TASK DESCRIPTION
Count the lines in the listing below that contain the string "Recyclable", matching case exactly, and reply with only that number.

MATERIAL FOR THIS TASK

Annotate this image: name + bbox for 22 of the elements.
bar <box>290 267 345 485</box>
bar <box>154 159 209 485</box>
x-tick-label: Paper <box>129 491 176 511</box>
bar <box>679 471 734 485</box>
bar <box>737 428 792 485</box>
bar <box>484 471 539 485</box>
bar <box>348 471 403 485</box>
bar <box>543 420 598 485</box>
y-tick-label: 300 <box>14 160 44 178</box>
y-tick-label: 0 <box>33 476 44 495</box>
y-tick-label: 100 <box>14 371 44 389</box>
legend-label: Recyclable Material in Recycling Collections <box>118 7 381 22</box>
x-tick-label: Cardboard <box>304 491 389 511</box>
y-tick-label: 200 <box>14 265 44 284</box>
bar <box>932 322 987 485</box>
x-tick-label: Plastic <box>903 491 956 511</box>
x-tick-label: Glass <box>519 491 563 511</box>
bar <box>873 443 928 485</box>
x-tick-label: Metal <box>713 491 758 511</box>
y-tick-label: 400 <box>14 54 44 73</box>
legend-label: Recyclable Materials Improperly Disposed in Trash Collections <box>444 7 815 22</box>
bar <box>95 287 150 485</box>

TASK ANSWER
2